* _DIRECTIVE 1_
Reproduce the section of the forum post on NVIDIA drivers for AWS EC2 starting at "NVIDIA drivers with" and ending at "parameter is specified).".
* _DIRECTIVE 2_
In the forum post on NVIDIA drivers for AWS EC2, what did the team use in place of the native kernel/dkms when following the guide?

* _PROVIDED PASSAGE_

NVIDIA drivers with CUDA 10.1 on AWS EC2?

Good morning folks!

We’re having some trouble with installing the latest Nvidia drivers plus CUDA Toolkit 10.1 for Tensorflow in AWS EC2 service. We followed NVIDIA* Drivers guide but replaced native kernel/dkms with AWS variants and we also removed no-nvidia-modprobe parameter for CUDA support (it also fails with the same error when the parameter is specified).

(Rows taken from a layout dataset)
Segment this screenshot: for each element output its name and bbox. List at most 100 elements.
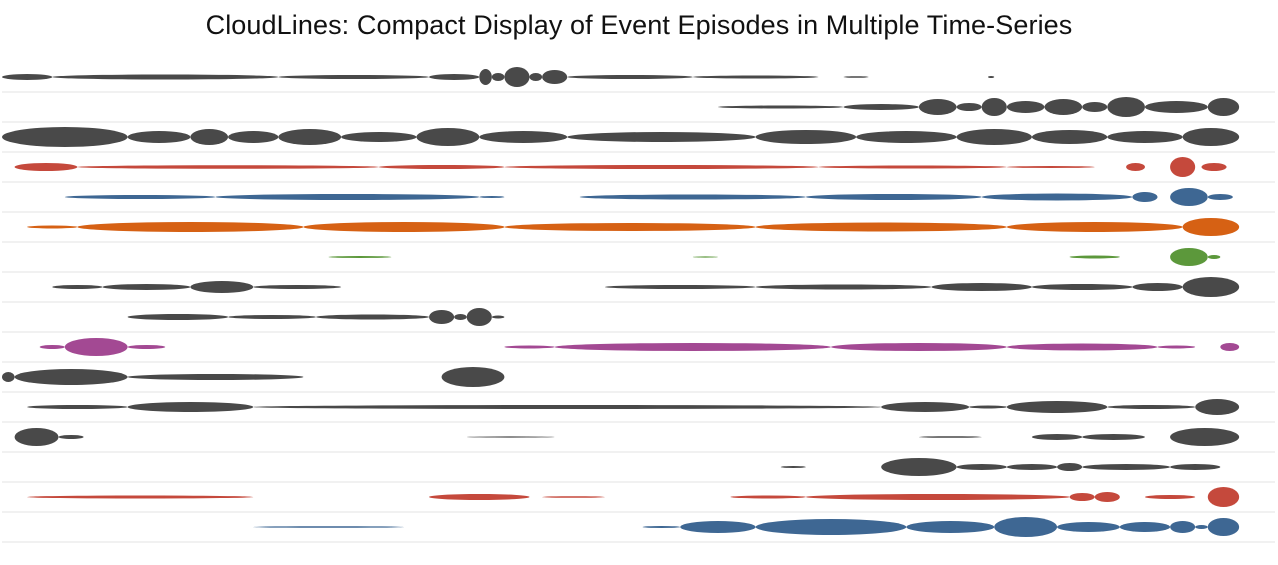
event-episode xyxy=(1170,521,1196,533)
event-episode xyxy=(1207,98,1240,116)
track-2 xyxy=(2,97,1275,123)
event-episode xyxy=(1107,97,1145,117)
event-episode xyxy=(1195,399,1240,415)
event-episode xyxy=(1207,194,1233,200)
event-episode xyxy=(253,285,342,289)
event-episode xyxy=(14,163,78,171)
track-6 xyxy=(2,218,1275,243)
event-episode xyxy=(1006,343,1158,351)
event-episode xyxy=(881,402,970,412)
event-episode xyxy=(52,74,279,80)
event-episode xyxy=(504,67,530,87)
event-episode xyxy=(981,98,1007,116)
event-episode xyxy=(1069,493,1095,501)
event-episode xyxy=(805,194,982,200)
event-episode xyxy=(77,165,379,169)
event-episode xyxy=(14,369,128,385)
event-episode xyxy=(479,131,568,143)
event-episode xyxy=(956,129,1032,145)
event-episode xyxy=(843,76,869,78)
event-episode xyxy=(102,284,191,290)
event-episode xyxy=(1057,522,1120,532)
chart-title: CloudLines: Compact Display of Event Epi… xyxy=(205,10,1073,40)
event-episode xyxy=(780,466,806,468)
event-episode xyxy=(567,132,756,142)
event-episode xyxy=(830,343,1007,351)
event-episode xyxy=(1,372,15,382)
event-episode xyxy=(931,283,1032,291)
event-episode xyxy=(429,494,530,500)
event-episode xyxy=(987,76,995,78)
event-episode xyxy=(1201,163,1227,171)
event-episode xyxy=(127,374,304,380)
event-episode xyxy=(14,428,59,446)
track-11 xyxy=(1,367,1275,393)
event-episode xyxy=(1082,102,1108,112)
event-episode xyxy=(77,222,304,232)
event-episode xyxy=(1170,248,1208,266)
event-episode xyxy=(692,256,718,258)
track-16 xyxy=(2,517,1275,543)
event-episode xyxy=(39,345,65,349)
event-episode xyxy=(1069,255,1120,259)
event-episode xyxy=(278,75,430,79)
event-episode xyxy=(542,70,568,84)
event-episode xyxy=(730,495,806,499)
event-episode xyxy=(253,526,404,528)
event-episode xyxy=(554,343,831,351)
event-episode xyxy=(1170,428,1240,446)
event-episode xyxy=(127,131,191,143)
event-episode xyxy=(1182,128,1240,146)
event-episode xyxy=(316,314,430,320)
track-13 xyxy=(2,428,1275,453)
event-episode xyxy=(1006,101,1045,113)
event-episode xyxy=(1031,434,1083,440)
event-episode xyxy=(341,132,417,142)
track-8 xyxy=(2,277,1275,303)
event-episode xyxy=(1132,192,1158,202)
event-episode xyxy=(228,131,279,143)
event-episode xyxy=(969,405,1007,409)
event-episode xyxy=(1220,343,1240,351)
event-episode xyxy=(1094,492,1120,502)
event-episode xyxy=(1006,222,1183,232)
event-episode xyxy=(64,338,128,356)
event-episode xyxy=(981,193,1133,201)
cloudlines-chart xyxy=(1,67,1275,543)
event-episode xyxy=(755,284,932,290)
event-episode xyxy=(2,127,128,147)
event-episode xyxy=(529,73,543,81)
event-episode xyxy=(328,256,392,258)
event-episode xyxy=(1144,495,1196,499)
event-episode xyxy=(1182,277,1240,297)
event-episode xyxy=(127,345,166,349)
event-episode xyxy=(479,69,492,85)
track-14 xyxy=(2,458,1275,483)
event-episode xyxy=(416,128,480,146)
event-episode xyxy=(466,308,492,326)
event-episode xyxy=(755,130,857,144)
event-episode xyxy=(805,494,1070,500)
event-episode xyxy=(64,195,216,199)
event-episode xyxy=(1157,345,1196,349)
track-7 xyxy=(2,248,1275,273)
event-episode xyxy=(1006,464,1058,470)
event-episode xyxy=(1195,525,1208,529)
event-episode xyxy=(1107,405,1196,409)
event-episode xyxy=(1182,218,1240,236)
event-episode xyxy=(27,495,254,499)
track-4 xyxy=(2,157,1275,183)
event-episode xyxy=(1170,188,1208,206)
event-episode xyxy=(58,435,84,439)
event-episode xyxy=(215,194,480,200)
event-episode xyxy=(818,165,1007,169)
event-episode xyxy=(1031,284,1133,290)
event-episode xyxy=(1057,463,1083,471)
event-episode xyxy=(918,436,982,438)
event-episode xyxy=(491,315,505,319)
track-9 xyxy=(2,308,1275,333)
event-episode xyxy=(1006,401,1108,413)
event-episode xyxy=(755,519,907,535)
track-12 xyxy=(2,399,1275,423)
event-episode xyxy=(190,281,254,293)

* _EXERCISE ANSWER 1_
NVIDIA drivers with CUDA 10.1 on AWS EC2?

Good morning folks!

We’re having some trouble with installing the latest Nvidia drivers plus CUDA Toolkit 10.1 for Tensorflow in AWS EC2 service. We followed NVIDIA* Drivers guide but replaced native kernel/dkms with AWS variants and we also removed no-nvidia-modprobe parameter for CUDA support (it also fails with the same error when the parameter is specified).

* _EXERCISE ANSWER 2_
They used AWS variants.